- GESTELLTE AUFGABE
Schreiben Sie aus dem Text über die Martinskirche in Apolda die Stelle von „Die Apoldaer Martinskirche“ bis einschließlich „auf die Romanik.“ wörtlich ab.

- TEXTABSCHNITT
+ + + + + + +

Martinskirche (Apolda)

Die Martinskirche in Apolda ist ein evangelisches Gotteshaus, dessen früheste Bauteile aus romanischer Zeit stammen.

Martinskirche

Baujahr: vor 1119
Baustil: Romanik/Gotik
Platz: 150 Personen
Lage: 51° 1′ 27″ N, 11° 30′ 39″ O
Standort: Apolda
Thüringen, Deutschland
Zweck: evangelische Kirche

Geschichte

Die Apoldaer Martinskirche wird 1119 zum ersten Mal urkundlich erwähnt. Es sind noch heute Reste romanischen Mauerwerks sowie ein romanisches Altar-Fundament vorhanden. Auch die zwei raumgliedernden Rundbogen mit ihren Kapitellen (besonders die Würfelkapitelle des vorderen Bogens) sowie die mittleren Portale auf der Nord- und Südseite deuten auf die Romanik.

Ursprünglich lag die Kirche außerhalb der Stadtmauern nahe dem Zusammenfluss von Herressener und Schötener Bach.

Zur Zeit des gotischen Stils muss die Kirche verändert worden sein. Umbauten und Erweiterungen sind jedoch erst ab 1671 dokumentiert. Eine offizielle Wiedereinweihung nach einer 1683 begonnenen Bauphase fand im Jahr 1700 statt. 1776 wurde eine „Verschönerung“ durchgeführt.

+ + + + + + +

(Datensätze aus einer Datensammlung)
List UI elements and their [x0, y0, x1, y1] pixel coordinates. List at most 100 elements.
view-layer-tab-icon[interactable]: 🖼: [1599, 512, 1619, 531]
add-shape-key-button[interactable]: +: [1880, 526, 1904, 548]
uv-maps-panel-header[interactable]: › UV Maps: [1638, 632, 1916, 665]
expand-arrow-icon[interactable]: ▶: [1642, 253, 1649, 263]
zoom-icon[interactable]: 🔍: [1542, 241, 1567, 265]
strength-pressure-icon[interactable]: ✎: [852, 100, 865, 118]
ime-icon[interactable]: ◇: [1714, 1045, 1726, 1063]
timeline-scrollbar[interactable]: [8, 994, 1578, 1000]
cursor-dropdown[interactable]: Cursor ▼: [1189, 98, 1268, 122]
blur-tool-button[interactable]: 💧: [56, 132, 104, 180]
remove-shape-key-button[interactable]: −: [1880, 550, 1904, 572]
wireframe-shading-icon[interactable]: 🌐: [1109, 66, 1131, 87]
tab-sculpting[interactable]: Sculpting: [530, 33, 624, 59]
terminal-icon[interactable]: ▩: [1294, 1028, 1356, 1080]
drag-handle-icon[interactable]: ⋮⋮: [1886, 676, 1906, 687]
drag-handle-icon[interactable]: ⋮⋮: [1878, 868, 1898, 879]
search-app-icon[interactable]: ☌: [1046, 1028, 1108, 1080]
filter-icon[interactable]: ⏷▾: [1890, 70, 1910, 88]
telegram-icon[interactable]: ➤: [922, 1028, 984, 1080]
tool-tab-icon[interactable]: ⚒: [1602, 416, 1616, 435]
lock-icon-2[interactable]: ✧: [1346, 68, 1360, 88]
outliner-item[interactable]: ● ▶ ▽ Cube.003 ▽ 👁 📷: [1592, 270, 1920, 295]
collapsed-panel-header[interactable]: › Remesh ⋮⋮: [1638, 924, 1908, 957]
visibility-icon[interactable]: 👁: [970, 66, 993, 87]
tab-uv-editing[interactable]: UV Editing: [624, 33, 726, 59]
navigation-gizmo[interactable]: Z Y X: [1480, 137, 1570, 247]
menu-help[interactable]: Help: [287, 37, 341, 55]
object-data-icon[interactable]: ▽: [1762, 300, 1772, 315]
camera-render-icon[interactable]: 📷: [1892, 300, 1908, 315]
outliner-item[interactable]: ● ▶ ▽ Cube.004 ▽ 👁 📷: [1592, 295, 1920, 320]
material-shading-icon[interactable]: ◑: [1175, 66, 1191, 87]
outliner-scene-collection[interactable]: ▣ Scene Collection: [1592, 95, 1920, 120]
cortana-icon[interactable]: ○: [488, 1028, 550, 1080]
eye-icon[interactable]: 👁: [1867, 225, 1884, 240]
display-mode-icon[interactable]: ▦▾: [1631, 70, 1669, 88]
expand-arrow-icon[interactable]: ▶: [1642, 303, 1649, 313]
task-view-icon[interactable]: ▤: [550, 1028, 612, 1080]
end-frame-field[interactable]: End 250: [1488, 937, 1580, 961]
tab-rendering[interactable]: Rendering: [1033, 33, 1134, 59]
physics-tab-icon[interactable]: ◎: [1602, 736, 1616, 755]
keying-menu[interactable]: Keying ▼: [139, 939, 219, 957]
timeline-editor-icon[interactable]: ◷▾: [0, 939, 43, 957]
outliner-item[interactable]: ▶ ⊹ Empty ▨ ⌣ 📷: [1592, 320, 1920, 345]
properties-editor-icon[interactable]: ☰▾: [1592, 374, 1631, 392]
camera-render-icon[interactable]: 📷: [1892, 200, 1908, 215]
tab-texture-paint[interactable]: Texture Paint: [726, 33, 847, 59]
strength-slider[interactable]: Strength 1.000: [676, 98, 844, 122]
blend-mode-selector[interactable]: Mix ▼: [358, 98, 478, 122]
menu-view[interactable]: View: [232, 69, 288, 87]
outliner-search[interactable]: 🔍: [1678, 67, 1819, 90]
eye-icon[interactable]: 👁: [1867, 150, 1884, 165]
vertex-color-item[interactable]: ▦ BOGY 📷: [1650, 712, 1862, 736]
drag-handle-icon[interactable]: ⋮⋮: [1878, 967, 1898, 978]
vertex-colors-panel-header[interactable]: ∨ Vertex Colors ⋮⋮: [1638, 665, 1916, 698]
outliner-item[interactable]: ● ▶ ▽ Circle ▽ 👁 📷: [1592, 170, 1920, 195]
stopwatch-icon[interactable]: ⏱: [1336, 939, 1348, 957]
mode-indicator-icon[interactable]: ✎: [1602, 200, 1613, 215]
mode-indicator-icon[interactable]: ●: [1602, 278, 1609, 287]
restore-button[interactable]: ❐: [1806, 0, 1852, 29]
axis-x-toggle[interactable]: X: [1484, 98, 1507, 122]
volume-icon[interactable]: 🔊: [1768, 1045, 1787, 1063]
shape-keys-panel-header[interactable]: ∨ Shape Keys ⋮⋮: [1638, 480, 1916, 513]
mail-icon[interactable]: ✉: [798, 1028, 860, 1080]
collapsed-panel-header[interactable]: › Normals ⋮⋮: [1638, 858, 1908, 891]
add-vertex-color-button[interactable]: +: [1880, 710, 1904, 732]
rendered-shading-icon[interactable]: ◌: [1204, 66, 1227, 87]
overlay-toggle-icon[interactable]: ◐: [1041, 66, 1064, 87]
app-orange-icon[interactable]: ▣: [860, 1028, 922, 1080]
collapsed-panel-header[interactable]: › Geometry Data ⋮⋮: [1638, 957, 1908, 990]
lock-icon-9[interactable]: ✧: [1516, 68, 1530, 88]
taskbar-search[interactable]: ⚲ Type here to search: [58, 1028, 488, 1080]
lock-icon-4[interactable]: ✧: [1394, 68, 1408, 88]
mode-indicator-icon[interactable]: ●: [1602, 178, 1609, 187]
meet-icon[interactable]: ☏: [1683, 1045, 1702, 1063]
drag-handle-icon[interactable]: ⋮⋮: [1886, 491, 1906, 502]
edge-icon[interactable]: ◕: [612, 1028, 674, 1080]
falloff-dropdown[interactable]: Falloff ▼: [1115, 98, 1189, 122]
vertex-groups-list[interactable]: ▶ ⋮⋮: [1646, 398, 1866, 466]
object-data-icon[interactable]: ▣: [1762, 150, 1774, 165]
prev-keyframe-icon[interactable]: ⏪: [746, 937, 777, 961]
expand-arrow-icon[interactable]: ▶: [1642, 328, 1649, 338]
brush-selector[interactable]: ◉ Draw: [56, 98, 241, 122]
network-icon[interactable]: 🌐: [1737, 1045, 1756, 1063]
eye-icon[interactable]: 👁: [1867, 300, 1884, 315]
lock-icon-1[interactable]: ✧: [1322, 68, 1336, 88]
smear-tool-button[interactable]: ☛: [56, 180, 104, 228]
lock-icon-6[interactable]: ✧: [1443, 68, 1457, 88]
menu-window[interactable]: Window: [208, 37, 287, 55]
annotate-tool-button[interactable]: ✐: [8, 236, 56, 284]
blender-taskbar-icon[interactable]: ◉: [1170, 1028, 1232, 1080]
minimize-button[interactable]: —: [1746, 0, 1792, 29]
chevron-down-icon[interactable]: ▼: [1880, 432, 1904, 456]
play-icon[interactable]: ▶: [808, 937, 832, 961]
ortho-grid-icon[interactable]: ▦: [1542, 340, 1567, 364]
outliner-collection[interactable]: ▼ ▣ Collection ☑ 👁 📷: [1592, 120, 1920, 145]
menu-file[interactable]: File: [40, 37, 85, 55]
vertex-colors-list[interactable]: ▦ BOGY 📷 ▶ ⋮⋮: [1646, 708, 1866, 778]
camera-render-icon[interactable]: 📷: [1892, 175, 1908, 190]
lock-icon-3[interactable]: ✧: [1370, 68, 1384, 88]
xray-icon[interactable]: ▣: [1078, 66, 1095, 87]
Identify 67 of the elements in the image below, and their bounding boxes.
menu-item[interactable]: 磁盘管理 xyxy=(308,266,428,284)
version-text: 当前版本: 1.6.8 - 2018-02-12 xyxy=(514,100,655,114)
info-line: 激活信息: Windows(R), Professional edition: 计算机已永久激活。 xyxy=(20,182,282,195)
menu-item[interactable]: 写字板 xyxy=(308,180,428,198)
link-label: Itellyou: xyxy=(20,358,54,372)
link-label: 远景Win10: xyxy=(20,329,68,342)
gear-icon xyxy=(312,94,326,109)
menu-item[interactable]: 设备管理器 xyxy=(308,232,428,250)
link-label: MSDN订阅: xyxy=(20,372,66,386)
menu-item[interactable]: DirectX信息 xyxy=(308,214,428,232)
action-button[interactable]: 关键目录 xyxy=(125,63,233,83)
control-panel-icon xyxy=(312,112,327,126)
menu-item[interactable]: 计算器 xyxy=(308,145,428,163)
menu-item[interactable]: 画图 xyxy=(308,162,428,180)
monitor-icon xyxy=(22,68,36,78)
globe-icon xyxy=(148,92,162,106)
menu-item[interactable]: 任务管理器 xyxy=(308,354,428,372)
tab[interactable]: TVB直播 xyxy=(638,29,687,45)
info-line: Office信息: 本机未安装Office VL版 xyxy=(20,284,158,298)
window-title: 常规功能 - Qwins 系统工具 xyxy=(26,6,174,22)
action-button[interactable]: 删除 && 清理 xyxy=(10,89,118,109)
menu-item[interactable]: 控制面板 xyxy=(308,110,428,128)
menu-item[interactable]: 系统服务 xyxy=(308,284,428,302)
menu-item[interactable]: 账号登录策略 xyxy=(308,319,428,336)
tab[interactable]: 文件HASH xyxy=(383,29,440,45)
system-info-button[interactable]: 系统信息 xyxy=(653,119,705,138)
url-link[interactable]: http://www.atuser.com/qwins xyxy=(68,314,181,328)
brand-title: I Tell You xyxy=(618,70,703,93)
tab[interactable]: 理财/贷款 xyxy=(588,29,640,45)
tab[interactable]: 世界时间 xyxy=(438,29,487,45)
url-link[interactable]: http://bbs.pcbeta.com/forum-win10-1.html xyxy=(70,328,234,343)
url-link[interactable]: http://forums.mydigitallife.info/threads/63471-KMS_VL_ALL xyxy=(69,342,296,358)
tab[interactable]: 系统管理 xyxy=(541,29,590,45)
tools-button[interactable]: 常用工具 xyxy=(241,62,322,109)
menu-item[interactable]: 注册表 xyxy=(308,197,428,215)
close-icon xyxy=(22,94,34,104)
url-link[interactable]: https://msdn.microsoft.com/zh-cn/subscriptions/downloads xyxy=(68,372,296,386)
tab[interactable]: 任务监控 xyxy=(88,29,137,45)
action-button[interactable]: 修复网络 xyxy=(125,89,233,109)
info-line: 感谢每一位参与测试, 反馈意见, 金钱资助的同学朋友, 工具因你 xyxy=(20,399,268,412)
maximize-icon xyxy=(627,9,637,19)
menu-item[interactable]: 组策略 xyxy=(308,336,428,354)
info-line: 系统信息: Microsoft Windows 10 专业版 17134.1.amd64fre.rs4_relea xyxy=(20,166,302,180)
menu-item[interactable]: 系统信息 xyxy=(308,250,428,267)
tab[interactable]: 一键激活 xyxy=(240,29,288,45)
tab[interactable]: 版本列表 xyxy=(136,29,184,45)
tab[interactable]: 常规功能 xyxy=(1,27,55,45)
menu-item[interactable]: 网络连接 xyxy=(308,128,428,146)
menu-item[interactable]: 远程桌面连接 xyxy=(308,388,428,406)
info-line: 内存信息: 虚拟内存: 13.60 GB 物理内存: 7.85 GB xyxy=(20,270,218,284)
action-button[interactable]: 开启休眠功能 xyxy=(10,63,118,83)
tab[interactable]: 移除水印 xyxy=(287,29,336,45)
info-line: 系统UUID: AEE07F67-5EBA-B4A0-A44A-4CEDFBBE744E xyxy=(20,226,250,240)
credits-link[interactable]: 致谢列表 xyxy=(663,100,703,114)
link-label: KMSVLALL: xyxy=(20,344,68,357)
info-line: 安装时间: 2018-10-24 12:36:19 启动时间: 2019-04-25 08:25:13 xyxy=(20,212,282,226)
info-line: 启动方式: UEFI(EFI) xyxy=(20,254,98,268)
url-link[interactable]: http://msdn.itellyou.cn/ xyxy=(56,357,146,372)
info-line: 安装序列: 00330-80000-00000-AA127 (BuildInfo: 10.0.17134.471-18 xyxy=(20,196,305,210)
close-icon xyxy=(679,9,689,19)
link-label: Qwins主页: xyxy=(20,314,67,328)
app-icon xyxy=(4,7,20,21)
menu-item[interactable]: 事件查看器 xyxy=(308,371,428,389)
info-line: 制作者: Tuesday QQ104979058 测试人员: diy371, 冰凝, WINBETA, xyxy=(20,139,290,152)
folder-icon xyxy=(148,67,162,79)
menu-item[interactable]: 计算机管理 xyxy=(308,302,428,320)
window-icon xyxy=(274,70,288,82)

+ + + + + + +

- ANTWORT ZUR AUFGABE
Die Apoldaer Martinskirche wird 1119 zum ersten Mal urkundlich erwähnt. Es sind noch heute Reste romanischen Mauerwerks sowie ein romanisches Altar-Fundament vorhanden. Auch die zwei raumgliedernden Rundbogen mit ihren Kapitellen (besonders die Würfelkapitelle des vorderen Bogens) sowie die mittleren Portale auf der Nord- und Südseite deuten auf die Romanik.